SHORT TASK: Write out the entries again exactly as they are given.

LISTED ENTRIES:
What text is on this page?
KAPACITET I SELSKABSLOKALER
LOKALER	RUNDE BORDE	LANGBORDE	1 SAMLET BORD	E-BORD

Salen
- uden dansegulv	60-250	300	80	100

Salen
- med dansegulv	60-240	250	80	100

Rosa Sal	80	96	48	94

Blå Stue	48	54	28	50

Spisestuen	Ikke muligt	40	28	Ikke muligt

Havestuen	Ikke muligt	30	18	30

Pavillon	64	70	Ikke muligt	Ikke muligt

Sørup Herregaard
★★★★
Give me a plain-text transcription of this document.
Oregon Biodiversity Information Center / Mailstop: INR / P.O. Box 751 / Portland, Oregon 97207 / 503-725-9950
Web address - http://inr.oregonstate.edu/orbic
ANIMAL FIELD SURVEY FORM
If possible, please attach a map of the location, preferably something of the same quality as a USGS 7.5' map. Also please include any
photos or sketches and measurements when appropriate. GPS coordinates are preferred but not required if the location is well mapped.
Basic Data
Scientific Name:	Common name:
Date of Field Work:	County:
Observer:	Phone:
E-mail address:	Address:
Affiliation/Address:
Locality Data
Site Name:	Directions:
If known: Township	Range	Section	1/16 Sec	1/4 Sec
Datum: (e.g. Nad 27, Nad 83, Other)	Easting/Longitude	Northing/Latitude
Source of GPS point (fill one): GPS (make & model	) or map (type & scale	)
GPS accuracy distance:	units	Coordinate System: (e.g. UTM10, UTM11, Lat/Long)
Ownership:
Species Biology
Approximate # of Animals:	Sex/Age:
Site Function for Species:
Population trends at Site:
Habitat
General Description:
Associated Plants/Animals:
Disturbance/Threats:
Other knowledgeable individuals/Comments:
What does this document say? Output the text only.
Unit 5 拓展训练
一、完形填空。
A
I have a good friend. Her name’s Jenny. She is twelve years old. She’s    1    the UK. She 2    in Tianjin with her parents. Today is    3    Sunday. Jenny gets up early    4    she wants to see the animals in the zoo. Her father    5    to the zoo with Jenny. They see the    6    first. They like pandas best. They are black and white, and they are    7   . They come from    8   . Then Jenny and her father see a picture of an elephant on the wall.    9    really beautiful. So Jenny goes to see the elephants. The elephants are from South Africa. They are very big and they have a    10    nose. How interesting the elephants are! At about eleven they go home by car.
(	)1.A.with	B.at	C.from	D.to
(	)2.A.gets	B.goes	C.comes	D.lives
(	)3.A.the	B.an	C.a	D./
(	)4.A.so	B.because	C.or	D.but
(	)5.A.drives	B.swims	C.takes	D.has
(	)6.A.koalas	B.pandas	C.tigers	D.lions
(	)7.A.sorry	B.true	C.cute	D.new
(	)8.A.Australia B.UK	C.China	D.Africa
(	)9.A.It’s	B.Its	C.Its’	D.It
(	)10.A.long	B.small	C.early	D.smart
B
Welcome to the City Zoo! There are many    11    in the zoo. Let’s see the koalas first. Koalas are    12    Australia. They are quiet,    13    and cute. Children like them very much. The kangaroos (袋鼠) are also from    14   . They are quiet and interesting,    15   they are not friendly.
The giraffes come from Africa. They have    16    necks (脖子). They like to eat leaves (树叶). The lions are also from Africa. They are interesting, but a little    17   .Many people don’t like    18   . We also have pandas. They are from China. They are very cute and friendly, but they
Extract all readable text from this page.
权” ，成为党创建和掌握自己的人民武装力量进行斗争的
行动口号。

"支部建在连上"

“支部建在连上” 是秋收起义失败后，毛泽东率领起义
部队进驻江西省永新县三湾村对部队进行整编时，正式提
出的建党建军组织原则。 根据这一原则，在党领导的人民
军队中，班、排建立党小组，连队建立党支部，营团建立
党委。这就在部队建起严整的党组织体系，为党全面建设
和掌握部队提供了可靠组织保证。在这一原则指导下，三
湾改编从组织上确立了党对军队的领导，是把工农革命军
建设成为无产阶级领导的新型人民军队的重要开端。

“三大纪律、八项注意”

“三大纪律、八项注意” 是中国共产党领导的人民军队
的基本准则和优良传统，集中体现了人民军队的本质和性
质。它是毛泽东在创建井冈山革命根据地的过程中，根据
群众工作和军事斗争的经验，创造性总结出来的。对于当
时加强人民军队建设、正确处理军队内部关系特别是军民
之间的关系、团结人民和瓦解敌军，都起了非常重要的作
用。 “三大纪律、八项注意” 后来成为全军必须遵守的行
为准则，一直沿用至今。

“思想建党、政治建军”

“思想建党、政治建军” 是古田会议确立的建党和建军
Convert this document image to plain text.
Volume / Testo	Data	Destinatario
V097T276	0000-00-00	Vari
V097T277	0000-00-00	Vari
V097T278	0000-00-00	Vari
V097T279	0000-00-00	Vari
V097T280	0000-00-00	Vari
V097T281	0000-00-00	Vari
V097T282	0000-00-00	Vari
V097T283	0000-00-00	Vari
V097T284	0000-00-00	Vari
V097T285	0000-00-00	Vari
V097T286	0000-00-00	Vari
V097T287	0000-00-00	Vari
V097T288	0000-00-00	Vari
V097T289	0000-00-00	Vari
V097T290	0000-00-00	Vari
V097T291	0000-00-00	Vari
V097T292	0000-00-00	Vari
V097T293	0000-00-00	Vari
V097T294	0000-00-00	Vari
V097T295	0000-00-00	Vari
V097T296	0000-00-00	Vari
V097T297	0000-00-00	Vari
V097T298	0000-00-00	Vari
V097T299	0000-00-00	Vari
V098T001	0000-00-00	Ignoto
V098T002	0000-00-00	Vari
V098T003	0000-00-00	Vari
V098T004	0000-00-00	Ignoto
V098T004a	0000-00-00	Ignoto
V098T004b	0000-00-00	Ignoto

RESPONSE TO THE TASK:
What text is on this page?
KAPACITET I SELSKABSLOKALER
LOKALER	RUNDE BORDE	LANGBORDE	1 SAMLET BORD	E-BORD

Salen
- uden dansegulv	60-250	300	80	100

Salen
- med dansegulv	60-240	250	80	100

Rosa Sal	80	96	48	94

Blå Stue	48	54	28	50

Spisestuen	Ikke muligt	40	28	Ikke muligt

Havestuen	Ikke muligt	30	18	30

Pavillon	64	70	Ikke muligt	Ikke muligt

Sørup Herregaard
★★★★
Give me a plain-text transcription of this document.
Oregon Biodiversity Information Center / Mailstop: INR / P.O. Box 751 / Portland, Oregon 97207 / 503-725-9950
Web address - http://inr.oregonstate.edu/orbic
ANIMAL FIELD SURVEY FORM
If possible, please attach a map of the location, preferably something of the same quality as a USGS 7.5' map. Also please include any
photos or sketches and measurements when appropriate. GPS coordinates are preferred but not required if the location is well mapped.
Basic Data
Scientific Name:	Common name:
Date of Field Work:	County:
Observer:	Phone:
E-mail address:	Address:
Affiliation/Address:
Locality Data
Site Name:	Directions:
If known: Township	Range	Section	1/16 Sec	1/4 Sec
Datum: (e.g. Nad 27, Nad 83, Other)	Easting/Longitude	Northing/Latitude
Source of GPS point (fill one): GPS (make & model	) or map (type & scale	)
GPS accuracy distance:	units	Coordinate System: (e.g. UTM10, UTM11, Lat/Long)
Ownership:
Species Biology
Approximate # of Animals:	Sex/Age:
Site Function for Species:
Population trends at Site:
Habitat
General Description:
Associated Plants/Animals:
Disturbance/Threats:
Other knowledgeable individuals/Comments:
What does this document say? Output the text only.
Unit 5 拓展训练
一、完形填空。
A
I have a good friend. Her name’s Jenny. She is twelve years old. She’s    1    the UK. She 2    in Tianjin with her parents. Today is    3    Sunday. Jenny gets up early    4    she wants to see the animals in the zoo. Her father    5    to the zoo with Jenny. They see the    6    first. They like pandas best. They are black and white, and they are    7   . They come from    8   . Then Jenny and her father see a picture of an elephant on the wall.    9    really beautiful. So Jenny goes to see the elephants. The elephants are from South Africa. They are very big and they have a    10    nose. How interesting the elephants are! At about eleven they go home by car.
(	)1.A.with	B.at	C.from	D.to
(	)2.A.gets	B.goes	C.comes	D.lives
(	)3.A.the	B.an	C.a	D./
(	)4.A.so	B.because	C.or	D.but
(	)5.A.drives	B.swims	C.takes	D.has
(	)6.A.koalas	B.pandas	C.tigers	D.lions
(	)7.A.sorry	B.true	C.cute	D.new
(	)8.A.Australia B.UK	C.China	D.Africa
(	)9.A.It’s	B.Its	C.Its’	D.It
(	)10.A.long	B.small	C.early	D.smart
B
Welcome to the City Zoo! There are many    11    in the zoo. Let’s see the koalas first. Koalas are    12    Australia. They are quiet,    13    and cute. Children like them very much. The kangaroos (袋鼠) are also from    14   . They are quiet and interesting,    15   they are not friendly.
The giraffes come from Africa. They have    16    necks (脖子). They like to eat leaves (树叶). The lions are also from Africa. They are interesting, but a little    17   .Many people don’t like    18   . We also have pandas. They are from China. They are very cute and friendly, but they
Extract all readable text from this page.
权” ，成为党创建和掌握自己的人民武装力量进行斗争的
行动口号。

"支部建在连上"

“支部建在连上” 是秋收起义失败后，毛泽东率领起义
部队进驻江西省永新县三湾村对部队进行整编时，正式提
出的建党建军组织原则。 根据这一原则，在党领导的人民
军队中，班、排建立党小组，连队建立党支部，营团建立
党委。这就在部队建起严整的党组织体系，为党全面建设
和掌握部队提供了可靠组织保证。在这一原则指导下，三
湾改编从组织上确立了党对军队的领导，是把工农革命军
建设成为无产阶级领导的新型人民军队的重要开端。

“三大纪律、八项注意”

“三大纪律、八项注意” 是中国共产党领导的人民军队
的基本准则和优良传统，集中体现了人民军队的本质和性
质。它是毛泽东在创建井冈山革命根据地的过程中，根据
群众工作和军事斗争的经验，创造性总结出来的。对于当
时加强人民军队建设、正确处理军队内部关系特别是军民
之间的关系、团结人民和瓦解敌军，都起了非常重要的作
用。 “三大纪律、八项注意” 后来成为全军必须遵守的行
为准则，一直沿用至今。

“思想建党、政治建军”

“思想建党、政治建军” 是古田会议确立的建党和建军
Convert this document image to plain text.
Volume / Testo	Data	Destinatario
V097T276	0000-00-00	Vari
V097T277	0000-00-00	Vari
V097T278	0000-00-00	Vari
V097T279	0000-00-00	Vari
V097T280	0000-00-00	Vari
V097T281	0000-00-00	Vari
V097T282	0000-00-00	Vari
V097T283	0000-00-00	Vari
V097T284	0000-00-00	Vari
V097T285	0000-00-00	Vari
V097T286	0000-00-00	Vari
V097T287	0000-00-00	Vari
V097T288	0000-00-00	Vari
V097T289	0000-00-00	Vari
V097T290	0000-00-00	Vari
V097T291	0000-00-00	Vari
V097T292	0000-00-00	Vari
V097T293	0000-00-00	Vari
V097T294	0000-00-00	Vari
V097T295	0000-00-00	Vari
V097T296	0000-00-00	Vari
V097T297	0000-00-00	Vari
V097T298	0000-00-00	Vari
V097T299	0000-00-00	Vari
V098T001	0000-00-00	Ignoto
V098T002	0000-00-00	Vari
V098T003	0000-00-00	Vari
V098T004	0000-00-00	Ignoto
V098T004a	0000-00-00	Ignoto
V098T004b	0000-00-00	Ignoto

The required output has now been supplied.